RECORDS FOR THIS TASK:
/---
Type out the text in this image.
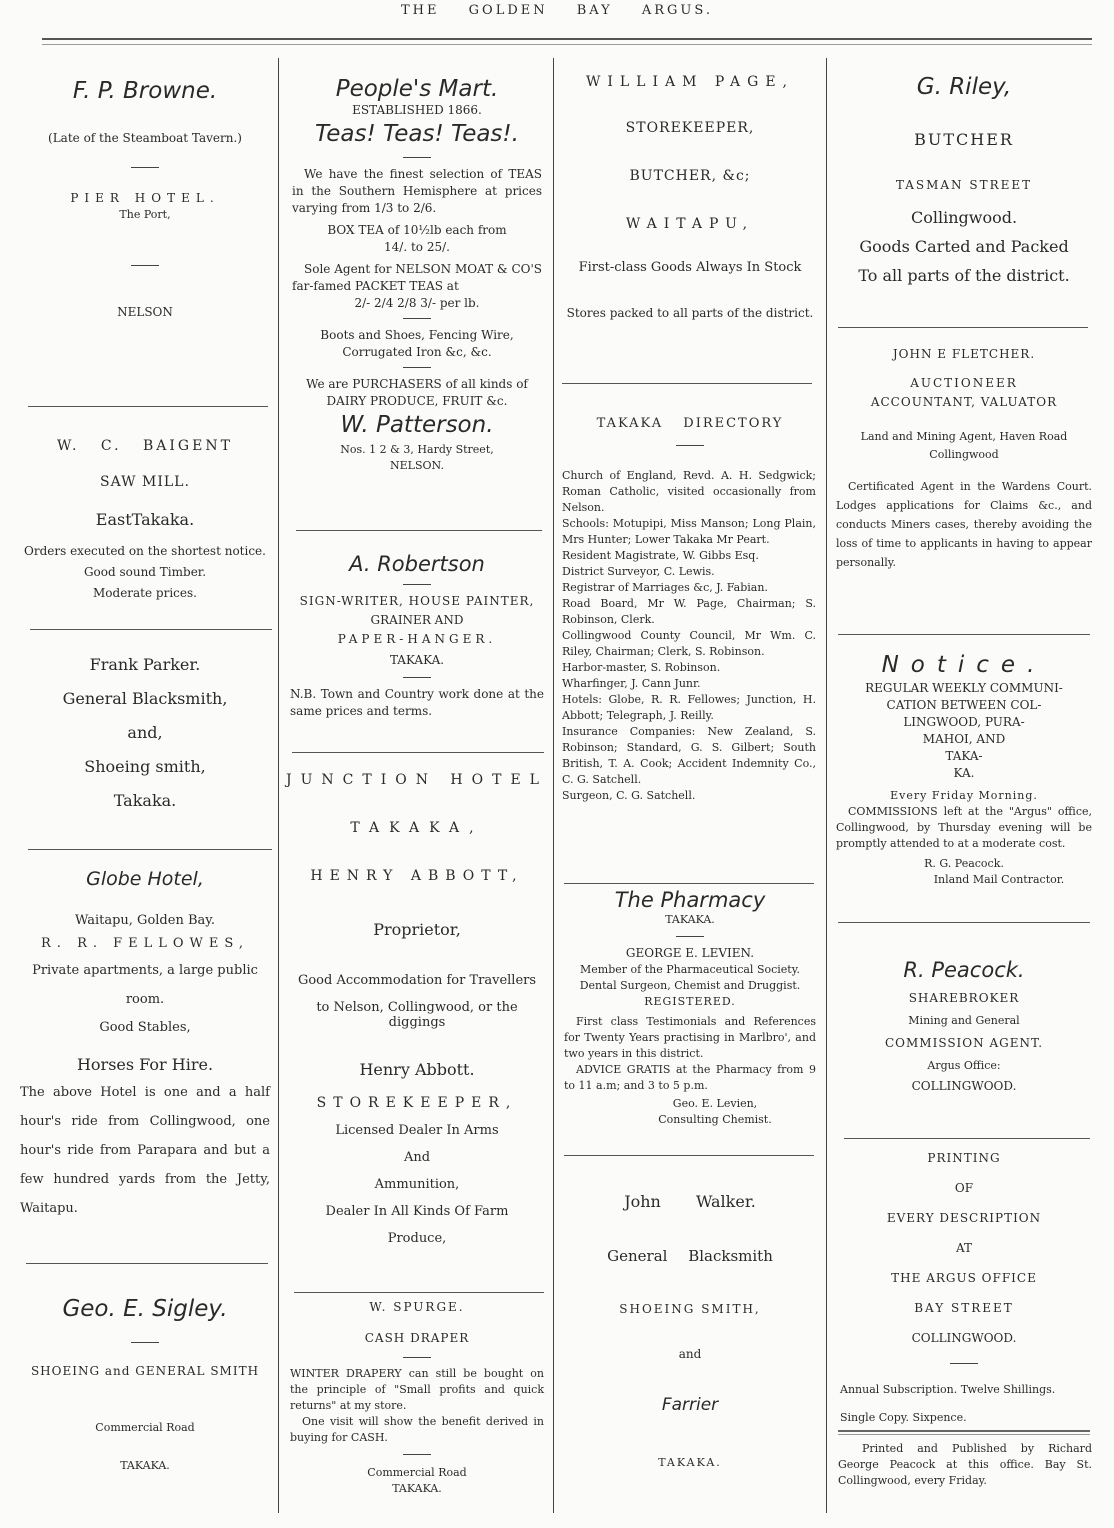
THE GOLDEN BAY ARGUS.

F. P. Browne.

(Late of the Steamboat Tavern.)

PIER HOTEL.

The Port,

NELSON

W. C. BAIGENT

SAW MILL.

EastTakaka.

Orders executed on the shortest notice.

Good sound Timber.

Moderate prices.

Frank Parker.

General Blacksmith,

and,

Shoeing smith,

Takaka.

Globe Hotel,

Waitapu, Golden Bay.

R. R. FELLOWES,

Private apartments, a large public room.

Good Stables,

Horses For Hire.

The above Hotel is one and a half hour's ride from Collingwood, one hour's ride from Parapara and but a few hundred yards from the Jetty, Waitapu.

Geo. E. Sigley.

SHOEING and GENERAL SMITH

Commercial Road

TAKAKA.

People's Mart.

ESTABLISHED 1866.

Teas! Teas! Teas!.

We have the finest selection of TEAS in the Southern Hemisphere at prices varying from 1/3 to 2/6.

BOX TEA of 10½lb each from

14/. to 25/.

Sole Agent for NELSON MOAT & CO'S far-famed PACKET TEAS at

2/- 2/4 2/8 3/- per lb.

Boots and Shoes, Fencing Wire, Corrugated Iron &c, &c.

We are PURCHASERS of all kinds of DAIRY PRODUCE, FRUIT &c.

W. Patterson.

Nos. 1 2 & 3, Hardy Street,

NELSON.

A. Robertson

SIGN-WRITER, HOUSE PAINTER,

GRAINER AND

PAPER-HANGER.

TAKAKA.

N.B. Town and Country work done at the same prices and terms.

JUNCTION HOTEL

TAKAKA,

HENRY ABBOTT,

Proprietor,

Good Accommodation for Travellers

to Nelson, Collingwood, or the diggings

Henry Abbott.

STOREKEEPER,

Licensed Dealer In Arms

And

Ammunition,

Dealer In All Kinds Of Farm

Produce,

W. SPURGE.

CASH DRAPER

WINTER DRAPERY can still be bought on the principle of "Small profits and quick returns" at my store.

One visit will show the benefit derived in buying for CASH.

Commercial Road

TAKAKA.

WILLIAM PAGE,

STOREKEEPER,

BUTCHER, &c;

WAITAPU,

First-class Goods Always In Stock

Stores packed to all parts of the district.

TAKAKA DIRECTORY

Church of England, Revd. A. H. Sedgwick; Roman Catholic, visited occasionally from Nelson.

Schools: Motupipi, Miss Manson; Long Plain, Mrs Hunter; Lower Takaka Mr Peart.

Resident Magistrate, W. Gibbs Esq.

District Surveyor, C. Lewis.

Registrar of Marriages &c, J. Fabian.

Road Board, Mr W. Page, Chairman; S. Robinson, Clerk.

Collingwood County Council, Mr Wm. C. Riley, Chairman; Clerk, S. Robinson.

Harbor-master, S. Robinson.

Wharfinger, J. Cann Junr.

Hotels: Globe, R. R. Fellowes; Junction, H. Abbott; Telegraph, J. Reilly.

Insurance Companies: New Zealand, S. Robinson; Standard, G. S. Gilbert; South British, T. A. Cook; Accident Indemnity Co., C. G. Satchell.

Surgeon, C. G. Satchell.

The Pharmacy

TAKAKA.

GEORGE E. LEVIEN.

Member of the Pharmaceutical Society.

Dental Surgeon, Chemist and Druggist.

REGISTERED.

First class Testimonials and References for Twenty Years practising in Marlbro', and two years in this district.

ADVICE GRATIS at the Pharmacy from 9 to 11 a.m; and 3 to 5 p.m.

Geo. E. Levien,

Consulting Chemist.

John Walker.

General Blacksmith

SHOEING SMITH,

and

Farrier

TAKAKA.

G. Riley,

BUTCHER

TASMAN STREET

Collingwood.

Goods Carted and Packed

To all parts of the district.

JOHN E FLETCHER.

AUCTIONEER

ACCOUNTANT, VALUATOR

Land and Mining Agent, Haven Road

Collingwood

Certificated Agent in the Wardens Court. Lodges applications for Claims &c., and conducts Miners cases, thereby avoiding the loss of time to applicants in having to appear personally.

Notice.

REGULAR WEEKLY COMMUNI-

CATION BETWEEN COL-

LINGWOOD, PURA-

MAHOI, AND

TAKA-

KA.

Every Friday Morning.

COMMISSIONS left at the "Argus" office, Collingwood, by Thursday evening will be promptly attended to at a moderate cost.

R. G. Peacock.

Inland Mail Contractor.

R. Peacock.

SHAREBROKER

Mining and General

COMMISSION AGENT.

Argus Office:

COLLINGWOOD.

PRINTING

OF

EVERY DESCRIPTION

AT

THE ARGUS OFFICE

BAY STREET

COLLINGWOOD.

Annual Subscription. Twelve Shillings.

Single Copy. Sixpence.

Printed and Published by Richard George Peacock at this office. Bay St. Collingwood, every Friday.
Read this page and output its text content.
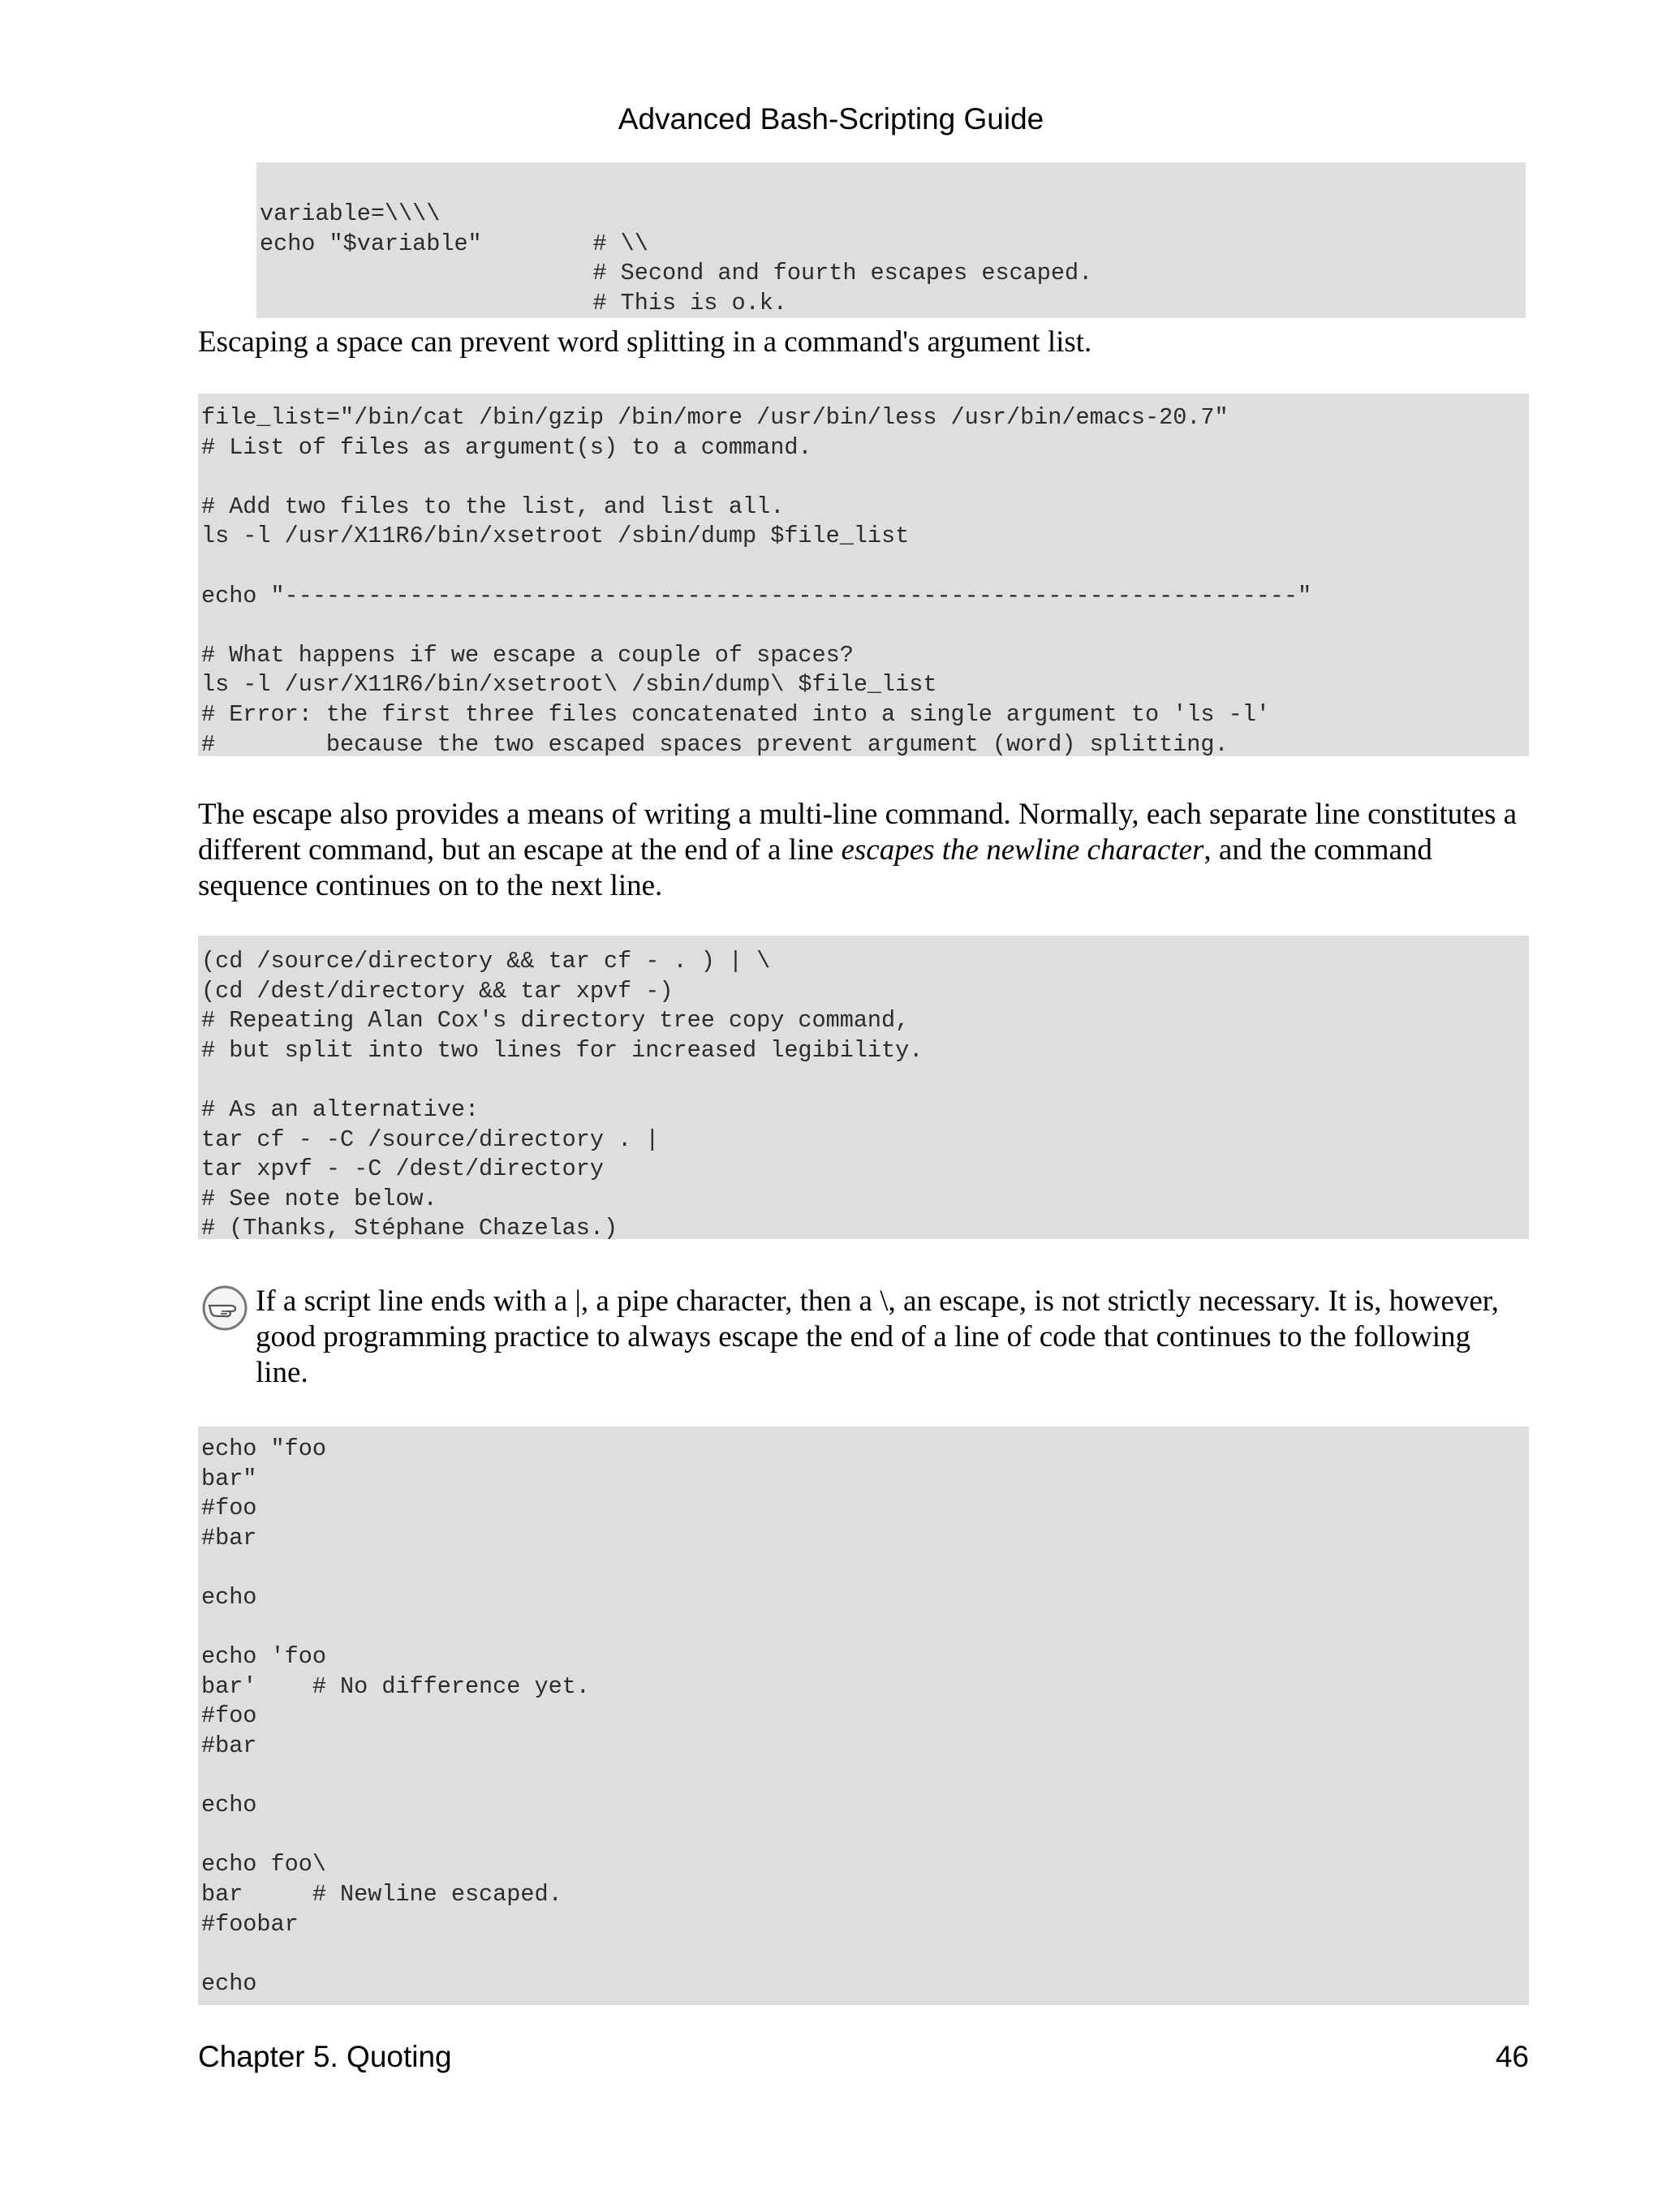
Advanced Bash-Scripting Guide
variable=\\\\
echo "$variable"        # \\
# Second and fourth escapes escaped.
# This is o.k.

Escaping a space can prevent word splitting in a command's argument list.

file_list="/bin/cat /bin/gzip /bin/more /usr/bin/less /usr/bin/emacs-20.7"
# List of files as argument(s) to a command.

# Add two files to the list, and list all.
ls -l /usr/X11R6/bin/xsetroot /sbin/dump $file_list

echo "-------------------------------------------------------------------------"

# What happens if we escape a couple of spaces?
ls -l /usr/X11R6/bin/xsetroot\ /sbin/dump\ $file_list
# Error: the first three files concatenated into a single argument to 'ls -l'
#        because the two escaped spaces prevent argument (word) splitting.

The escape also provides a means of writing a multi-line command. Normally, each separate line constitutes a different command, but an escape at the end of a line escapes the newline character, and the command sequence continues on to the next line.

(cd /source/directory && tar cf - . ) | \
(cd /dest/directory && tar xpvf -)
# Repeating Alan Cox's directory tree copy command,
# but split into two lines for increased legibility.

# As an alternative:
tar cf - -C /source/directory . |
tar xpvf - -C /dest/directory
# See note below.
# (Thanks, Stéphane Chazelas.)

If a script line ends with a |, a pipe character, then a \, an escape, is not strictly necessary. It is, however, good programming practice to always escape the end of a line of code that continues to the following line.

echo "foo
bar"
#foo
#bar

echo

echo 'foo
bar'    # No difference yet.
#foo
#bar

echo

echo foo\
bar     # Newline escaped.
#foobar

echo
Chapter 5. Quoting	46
\---
AIM:
All the lines above are to be given again exactly as they read, with the pictures removed.

FULL ANSWER:
Type out the text in this image.
THE GOLDEN BAY ARGUS.

F. P. Browne.

(Late of the Steamboat Tavern.)

PIER HOTEL.

The Port,

NELSON

W. C. BAIGENT

SAW MILL.

EastTakaka.

Orders executed on the shortest notice.

Good sound Timber.

Moderate prices.

Frank Parker.

General Blacksmith,

and,

Shoeing smith,

Takaka.

Globe Hotel,

Waitapu, Golden Bay.

R. R. FELLOWES,

Private apartments, a large public room.

Good Stables,

Horses For Hire.

The above Hotel is one and a half hour's ride from Collingwood, one hour's ride from Parapara and but a few hundred yards from the Jetty, Waitapu.

Geo. E. Sigley.

SHOEING and GENERAL SMITH

Commercial Road

TAKAKA.

People's Mart.

ESTABLISHED 1866.

Teas! Teas! Teas!.

We have the finest selection of TEAS in the Southern Hemisphere at prices varying from 1/3 to 2/6.

BOX TEA of 10½lb each from

14/. to 25/.

Sole Agent for NELSON MOAT & CO'S far-famed PACKET TEAS at

2/- 2/4 2/8 3/- per lb.

Boots and Shoes, Fencing Wire, Corrugated Iron &c, &c.

We are PURCHASERS of all kinds of DAIRY PRODUCE, FRUIT &c.

W. Patterson.

Nos. 1 2 & 3, Hardy Street,

NELSON.

A. Robertson

SIGN-WRITER, HOUSE PAINTER,

GRAINER AND

PAPER-HANGER.

TAKAKA.

N.B. Town and Country work done at the same prices and terms.

JUNCTION HOTEL

TAKAKA,

HENRY ABBOTT,

Proprietor,

Good Accommodation for Travellers

to Nelson, Collingwood, or the diggings

Henry Abbott.

STOREKEEPER,

Licensed Dealer In Arms

And

Ammunition,

Dealer In All Kinds Of Farm

Produce,

W. SPURGE.

CASH DRAPER

WINTER DRAPERY can still be bought on the principle of "Small profits and quick returns" at my store.

One visit will show the benefit derived in buying for CASH.

Commercial Road

TAKAKA.

WILLIAM PAGE,

STOREKEEPER,

BUTCHER, &c;

WAITAPU,

First-class Goods Always In Stock

Stores packed to all parts of the district.

TAKAKA DIRECTORY

Church of England, Revd. A. H. Sedgwick; Roman Catholic, visited occasionally from Nelson.

Schools: Motupipi, Miss Manson; Long Plain, Mrs Hunter; Lower Takaka Mr Peart.

Resident Magistrate, W. Gibbs Esq.

District Surveyor, C. Lewis.

Registrar of Marriages &c, J. Fabian.

Road Board, Mr W. Page, Chairman; S. Robinson, Clerk.

Collingwood County Council, Mr Wm. C. Riley, Chairman; Clerk, S. Robinson.

Harbor-master, S. Robinson.

Wharfinger, J. Cann Junr.

Hotels: Globe, R. R. Fellowes; Junction, H. Abbott; Telegraph, J. Reilly.

Insurance Companies: New Zealand, S. Robinson; Standard, G. S. Gilbert; South British, T. A. Cook; Accident Indemnity Co., C. G. Satchell.

Surgeon, C. G. Satchell.

The Pharmacy

TAKAKA.

GEORGE E. LEVIEN.

Member of the Pharmaceutical Society.

Dental Surgeon, Chemist and Druggist.

REGISTERED.

First class Testimonials and References for Twenty Years practising in Marlbro', and two years in this district.

ADVICE GRATIS at the Pharmacy from 9 to 11 a.m; and 3 to 5 p.m.

Geo. E. Levien,

Consulting Chemist.

John Walker.

General Blacksmith

SHOEING SMITH,

and

Farrier

TAKAKA.

G. Riley,

BUTCHER

TASMAN STREET

Collingwood.

Goods Carted and Packed

To all parts of the district.

JOHN E FLETCHER.

AUCTIONEER

ACCOUNTANT, VALUATOR

Land and Mining Agent, Haven Road

Collingwood

Certificated Agent in the Wardens Court. Lodges applications for Claims &c., and conducts Miners cases, thereby avoiding the loss of time to applicants in having to appear personally.

Notice.

REGULAR WEEKLY COMMUNI-

CATION BETWEEN COL-

LINGWOOD, PURA-

MAHOI, AND

TAKA-

KA.

Every Friday Morning.

COMMISSIONS left at the "Argus" office, Collingwood, by Thursday evening will be promptly attended to at a moderate cost.

R. G. Peacock.

Inland Mail Contractor.

R. Peacock.

SHAREBROKER

Mining and General

COMMISSION AGENT.

Argus Office:

COLLINGWOOD.

PRINTING

OF

EVERY DESCRIPTION

AT

THE ARGUS OFFICE

BAY STREET

COLLINGWOOD.

Annual Subscription. Twelve Shillings.

Single Copy. Sixpence.

Printed and Published by Richard George Peacock at this office. Bay St. Collingwood, every Friday.
Read this page and output its text content.
Advanced Bash-Scripting Guide
variable=\\\\
echo "$variable"        # \\
# Second and fourth escapes escaped.
# This is o.k.

Escaping a space can prevent word splitting in a command's argument list.

file_list="/bin/cat /bin/gzip /bin/more /usr/bin/less /usr/bin/emacs-20.7"
# List of files as argument(s) to a command.

# Add two files to the list, and list all.
ls -l /usr/X11R6/bin/xsetroot /sbin/dump $file_list

echo "-------------------------------------------------------------------------"

# What happens if we escape a couple of spaces?
ls -l /usr/X11R6/bin/xsetroot\ /sbin/dump\ $file_list
# Error: the first three files concatenated into a single argument to 'ls -l'
#        because the two escaped spaces prevent argument (word) splitting.

The escape also provides a means of writing a multi-line command. Normally, each separate line constitutes a different command, but an escape at the end of a line escapes the newline character, and the command sequence continues on to the next line.

(cd /source/directory && tar cf - . ) | \
(cd /dest/directory && tar xpvf -)
# Repeating Alan Cox's directory tree copy command,
# but split into two lines for increased legibility.

# As an alternative:
tar cf - -C /source/directory . |
tar xpvf - -C /dest/directory
# See note below.
# (Thanks, Stéphane Chazelas.)

If a script line ends with a |, a pipe character, then a \, an escape, is not strictly necessary. It is, however, good programming practice to always escape the end of a line of code that continues to the following line.

echo "foo
bar"
#foo
#bar

echo

echo 'foo
bar'    # No difference yet.
#foo
#bar

echo

echo foo\
bar     # Newline escaped.
#foobar

echo
Chapter 5. Quoting	46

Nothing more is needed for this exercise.